━━━━━ The input

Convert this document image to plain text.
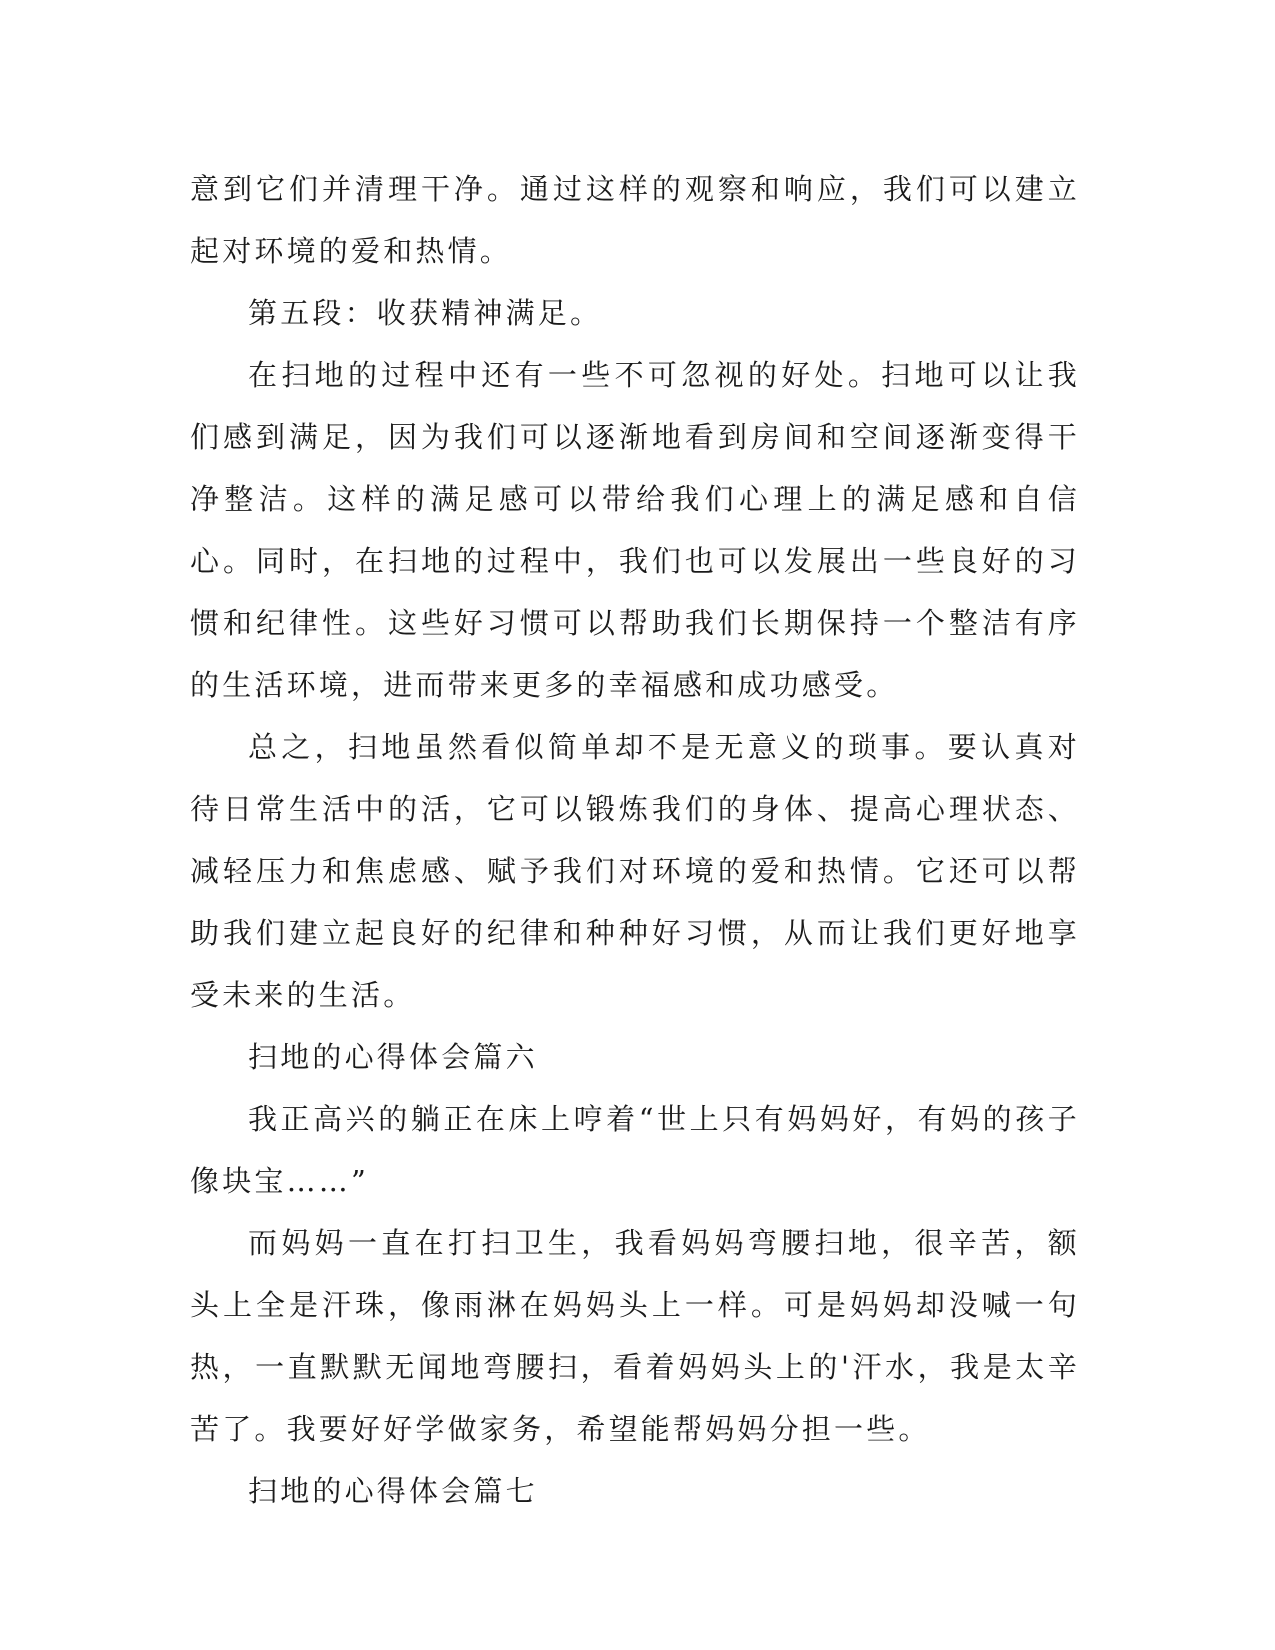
意到它们并清理干净。通过这样的观察和响应，我们可以建立起对环境的爱和热情。

第五段：收获精神满足。

在扫地的过程中还有一些不可忽视的好处。扫地可以让我们感到满足，因为我们可以逐渐地看到房间和空间逐渐变得干净整洁。这样的满足感可以带给我们心理上的满足感和自信心。同时，在扫地的过程中，我们也可以发展出一些良好的习惯和纪律性。这些好习惯可以帮助我们长期保持一个整洁有序的生活环境，进而带来更多的幸福感和成功感受。

总之，扫地虽然看似简单却不是无意义的琐事。要认真对待日常生活中的活，它可以锻炼我们的身体、提高心理状态、减轻压力和焦虑感、赋予我们对环境的爱和热情。它还可以帮助我们建立起良好的纪律和种种好习惯，从而让我们更好地享受未来的生活。

扫地的心得体会篇六

我正高兴的躺正在床上哼着“世上只有妈妈好，有妈的孩子像块宝……”

而妈妈一直在打扫卫生，我看妈妈弯腰扫地，很辛苦，额头上全是汗珠，像雨淋在妈妈头上一样。可是妈妈却没喊一句热，一直默默无闻地弯腰扫，看着妈妈头上的'汗水，我是太辛苦了。我要好好学做家务，希望能帮妈妈分担一些。

扫地的心得体会篇七
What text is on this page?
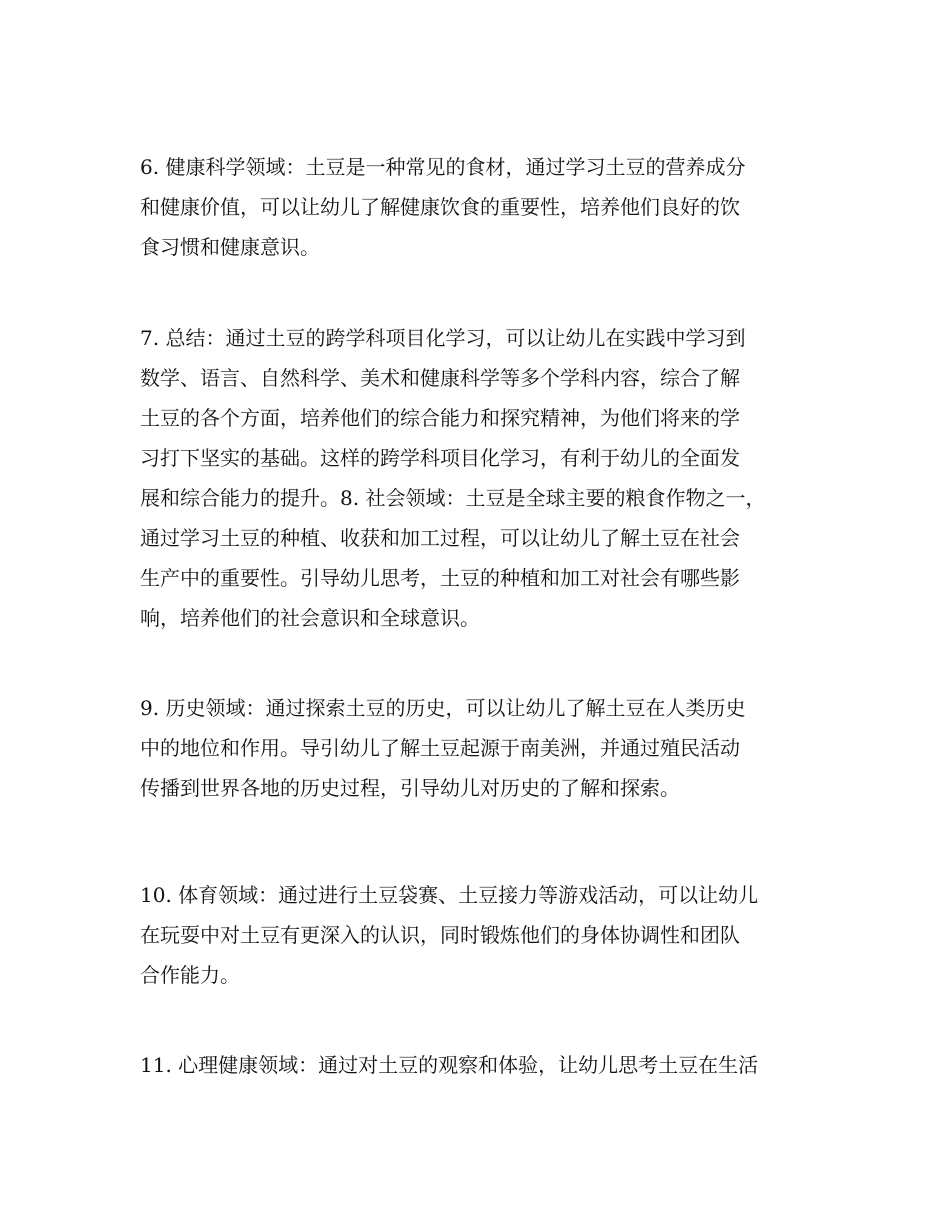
6. 健康科学领域：土豆是一种常见的食材，通过学习土豆的营养成分
和健康价值，可以让幼儿了解健康饮食的重要性，培养他们良好的饮
食习惯和健康意识。
7. 总结：通过土豆的跨学科项目化学习，可以让幼儿在实践中学习到
数学、语言、自然科学、美术和健康科学等多个学科内容，综合了解
土豆的各个方面，培养他们的综合能力和探究精神，为他们将来的学
习打下坚实的基础。这样的跨学科项目化学习，有利于幼儿的全面发
展和综合能力的提升。8. 社会领域：土豆是全球主要的粮食作物之一，
通过学习土豆的种植、收获和加工过程，可以让幼儿了解土豆在社会
生产中的重要性。引导幼儿思考，土豆的种植和加工对社会有哪些影
响，培养他们的社会意识和全球意识。
9. 历史领域：通过探索土豆的历史，可以让幼儿了解土豆在人类历史
中的地位和作用。导引幼儿了解土豆起源于南美洲，并通过殖民活动
传播到世界各地的历史过程，引导幼儿对历史的了解和探索。
10. 体育领域：通过进行土豆袋赛、土豆接力等游戏活动，可以让幼儿
在玩耍中对土豆有更深入的认识，同时锻炼他们的身体协调性和团队
合作能力。
11. 心理健康领域：通过对土豆的观察和体验，让幼儿思考土豆在生活
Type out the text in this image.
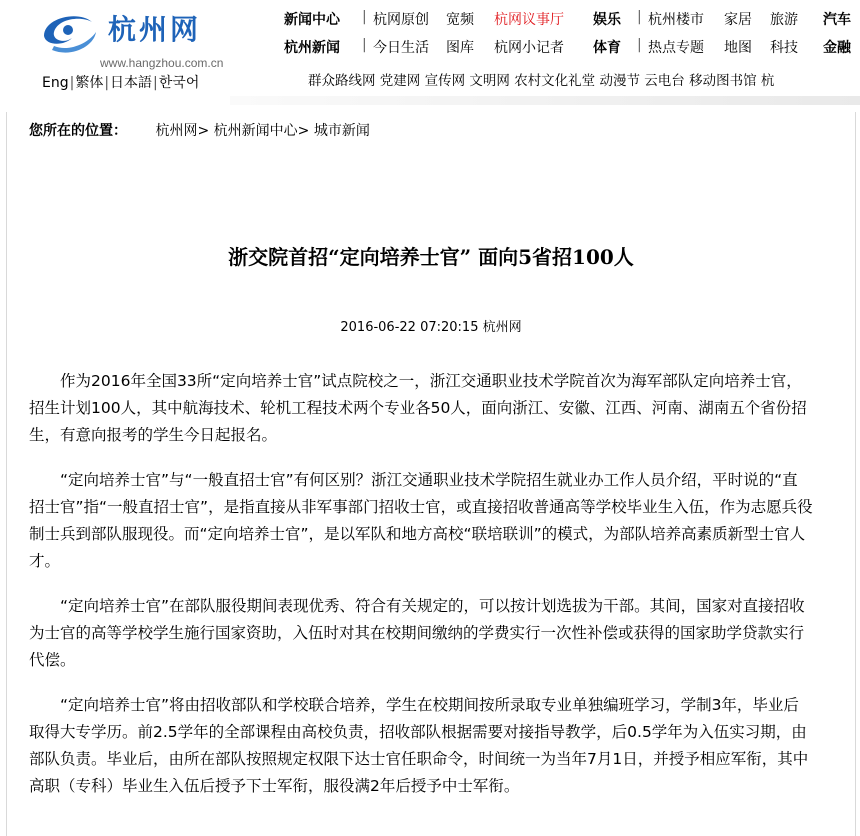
杭州网
www.hangzhou.com.cn
Eng|繁体|日本語|한국어
新闻中心 | 杭网原创 宽频 杭网议事厅 娱乐 | 杭州楼市 家居 旅游 汽车
杭州新闻 | 今日生活 图库 杭网小记者 体育 | 热点专题 地图 科技 金融
群众路线网 党建网 宣传网 文明网 农村文化礼堂 动漫节 云电台 移动图书馆 杭
您所在的位置： 杭州网> 杭州新闻中心> 城市新闻
浙交院首招“定向培养士官” 面向5省招100人
2016-06-22 07:20:15 杭州网

作为2016年全国33所“定向培养士官”试点院校之一，浙江交通职业技术学院首次为海军部队定向培养士官，招生计划100人，其中航海技术、轮机工程技术两个专业各50人，面向浙江、安徽、江西、河南、湖南五个省份招生，有意向报考的学生今日起报名。

“定向培养士官”与“一般直招士官”有何区别？浙江交通职业技术学院招生就业办工作人员介绍，平时说的“直招士官”指“一般直招士官”，是指直接从非军事部门招收士官，或直接招收普通高等学校毕业生入伍，作为志愿兵役制士兵到部队服现役。而“定向培养士官”，是以军队和地方高校“联培联训”的模式，为部队培养高素质新型士官人才。

“定向培养士官”在部队服役期间表现优秀、符合有关规定的，可以按计划选拔为干部。其间，国家对直接招收为士官的高等学校学生施行国家资助，入伍时对其在校期间缴纳的学费实行一次性补偿或获得的国家助学贷款实行代偿。

“定向培养士官”将由招收部队和学校联合培养，学生在校期间按所录取专业单独编班学习，学制3年，毕业后取得大专学历。前2.5学年的全部课程由高校负责，招收部队根据需要对接指导教学，后0.5学年为入伍实习期，由部队负责。毕业后，由所在部队按照规定权限下达士官任职命令，时间统一为当年7月1日，并授予相应军衔，其中高职（专科）毕业生入伍后授予下士军衔，服役满2年后授予中士军衔。
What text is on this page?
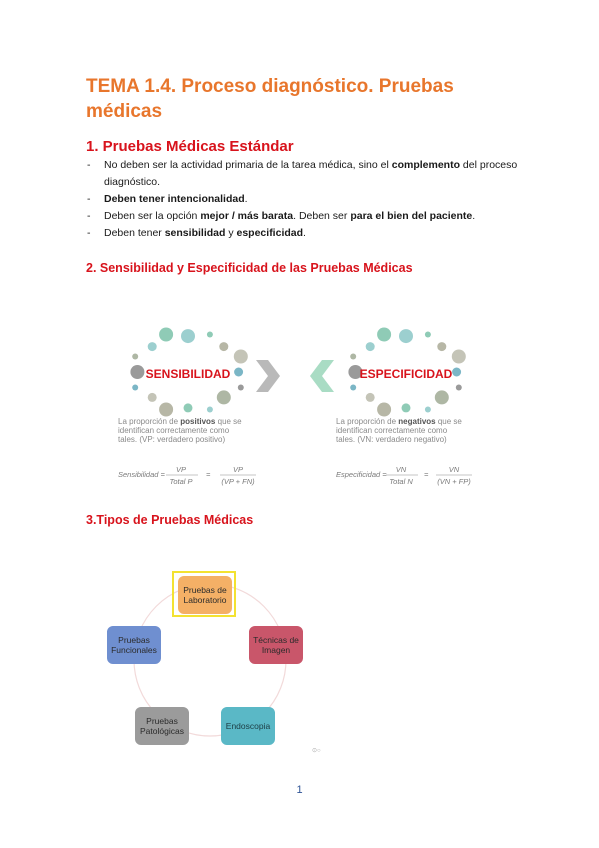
TEMA 1.4. Proceso diagnóstico. Pruebas médicas
1. Pruebas Médicas Estándar
- No deben ser la actividad primaria de la tarea médica, sino el complemento del proceso diagnóstico.
- Deben tener intencionalidad.
- Deben ser la opción mejor / más barata. Deben ser para el bien del paciente.
- Deben tener sensibilidad y especificidad.
2. Sensibilidad y Especificidad de las Pruebas Médicas
SENSIBILIDAD	ESPECIFICIDAD
La proporción de positivos que se
identifican correctamente como
tales. (VP: verdadero positivo)
La proporción de negativos que se
identifican correctamente como
tales. (VN: verdadero negativo)
Sensibilidad =
VP
Total P
=
VP
(VP + FN)
Especificidad =
VN
Total N
=
VN
(VN + FP)
3.Tipos de Pruebas Médicas
Pruebas de Laboratorio
Técnicas de Imagen
Endoscopia
Pruebas Patológicas
Pruebas Funcionales
⊙○
1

━━━━━━━━━━

Direction: Reproduce all of the data exactly, omitting each picture it holds.

Answer for the task:
Convert this document image to plain text.
意到它们并清理干净。通过这样的观察和响应，我们可以建立起对环境的爱和热情。

第五段：收获精神满足。

在扫地的过程中还有一些不可忽视的好处。扫地可以让我们感到满足，因为我们可以逐渐地看到房间和空间逐渐变得干净整洁。这样的满足感可以带给我们心理上的满足感和自信心。同时，在扫地的过程中，我们也可以发展出一些良好的习惯和纪律性。这些好习惯可以帮助我们长期保持一个整洁有序的生活环境，进而带来更多的幸福感和成功感受。

总之，扫地虽然看似简单却不是无意义的琐事。要认真对待日常生活中的活，它可以锻炼我们的身体、提高心理状态、减轻压力和焦虑感、赋予我们对环境的爱和热情。它还可以帮助我们建立起良好的纪律和种种好习惯，从而让我们更好地享受未来的生活。

扫地的心得体会篇六

我正高兴的躺正在床上哼着“世上只有妈妈好，有妈的孩子像块宝……”

而妈妈一直在打扫卫生，我看妈妈弯腰扫地，很辛苦，额头上全是汗珠，像雨淋在妈妈头上一样。可是妈妈却没喊一句热，一直默默无闻地弯腰扫，看着妈妈头上的'汗水，我是太辛苦了。我要好好学做家务，希望能帮妈妈分担一些。

扫地的心得体会篇七
What text is on this page?
6. 健康科学领域：土豆是一种常见的食材，通过学习土豆的营养成分
和健康价值，可以让幼儿了解健康饮食的重要性，培养他们良好的饮
食习惯和健康意识。
7. 总结：通过土豆的跨学科项目化学习，可以让幼儿在实践中学习到
数学、语言、自然科学、美术和健康科学等多个学科内容，综合了解
土豆的各个方面，培养他们的综合能力和探究精神，为他们将来的学
习打下坚实的基础。这样的跨学科项目化学习，有利于幼儿的全面发
展和综合能力的提升。8. 社会领域：土豆是全球主要的粮食作物之一，
通过学习土豆的种植、收获和加工过程，可以让幼儿了解土豆在社会
生产中的重要性。引导幼儿思考，土豆的种植和加工对社会有哪些影
响，培养他们的社会意识和全球意识。
9. 历史领域：通过探索土豆的历史，可以让幼儿了解土豆在人类历史
中的地位和作用。导引幼儿了解土豆起源于南美洲，并通过殖民活动
传播到世界各地的历史过程，引导幼儿对历史的了解和探索。
10. 体育领域：通过进行土豆袋赛、土豆接力等游戏活动，可以让幼儿
在玩耍中对土豆有更深入的认识，同时锻炼他们的身体协调性和团队
合作能力。
11. 心理健康领域：通过对土豆的观察和体验，让幼儿思考土豆在生活
Type out the text in this image.
杭州网
www.hangzhou.com.cn
Eng|繁体|日本語|한국어
新闻中心 | 杭网原创 宽频 杭网议事厅 娱乐 | 杭州楼市 家居 旅游 汽车
杭州新闻 | 今日生活 图库 杭网小记者 体育 | 热点专题 地图 科技 金融
群众路线网 党建网 宣传网 文明网 农村文化礼堂 动漫节 云电台 移动图书馆 杭
您所在的位置： 杭州网> 杭州新闻中心> 城市新闻
浙交院首招“定向培养士官” 面向5省招100人
2016-06-22 07:20:15 杭州网

作为2016年全国33所“定向培养士官”试点院校之一，浙江交通职业技术学院首次为海军部队定向培养士官，招生计划100人，其中航海技术、轮机工程技术两个专业各50人，面向浙江、安徽、江西、河南、湖南五个省份招生，有意向报考的学生今日起报名。

“定向培养士官”与“一般直招士官”有何区别？浙江交通职业技术学院招生就业办工作人员介绍，平时说的“直招士官”指“一般直招士官”，是指直接从非军事部门招收士官，或直接招收普通高等学校毕业生入伍，作为志愿兵役制士兵到部队服现役。而“定向培养士官”，是以军队和地方高校“联培联训”的模式，为部队培养高素质新型士官人才。

“定向培养士官”在部队服役期间表现优秀、符合有关规定的，可以按计划选拔为干部。其间，国家对直接招收为士官的高等学校学生施行国家资助，入伍时对其在校期间缴纳的学费实行一次性补偿或获得的国家助学贷款实行代偿。

“定向培养士官”将由招收部队和学校联合培养，学生在校期间按所录取专业单独编班学习，学制3年，毕业后取得大专学历。前2.5学年的全部课程由高校负责，招收部队根据需要对接指导教学，后0.5学年为入伍实习期，由部队负责。毕业后，由所在部队按照规定权限下达士官任职命令，时间统一为当年7月1日，并授予相应军衔，其中高职（专科）毕业生入伍后授予下士军衔，服役满2年后授予中士军衔。
What text is on this page?
TEMA 1.4. Proceso diagnóstico. Pruebas médicas
1. Pruebas Médicas Estándar
- No deben ser la actividad primaria de la tarea médica, sino el complemento del proceso diagnóstico.
- Deben tener intencionalidad.
- Deben ser la opción mejor / más barata. Deben ser para el bien del paciente.
- Deben tener sensibilidad y especificidad.
2. Sensibilidad y Especificidad de las Pruebas Médicas
SENSIBILIDAD	ESPECIFICIDAD
La proporción de positivos que se
identifican correctamente como
tales. (VP: verdadero positivo)
La proporción de negativos que se
identifican correctamente como
tales. (VN: verdadero negativo)
Sensibilidad =
VP
Total P
=
VP
(VP + FN)
Especificidad =
VN
Total N
=
VN
(VN + FP)
3.Tipos de Pruebas Médicas
Pruebas de Laboratorio
Técnicas de Imagen
Endoscopia
Pruebas Patológicas
Pruebas Funcionales
⊙○
1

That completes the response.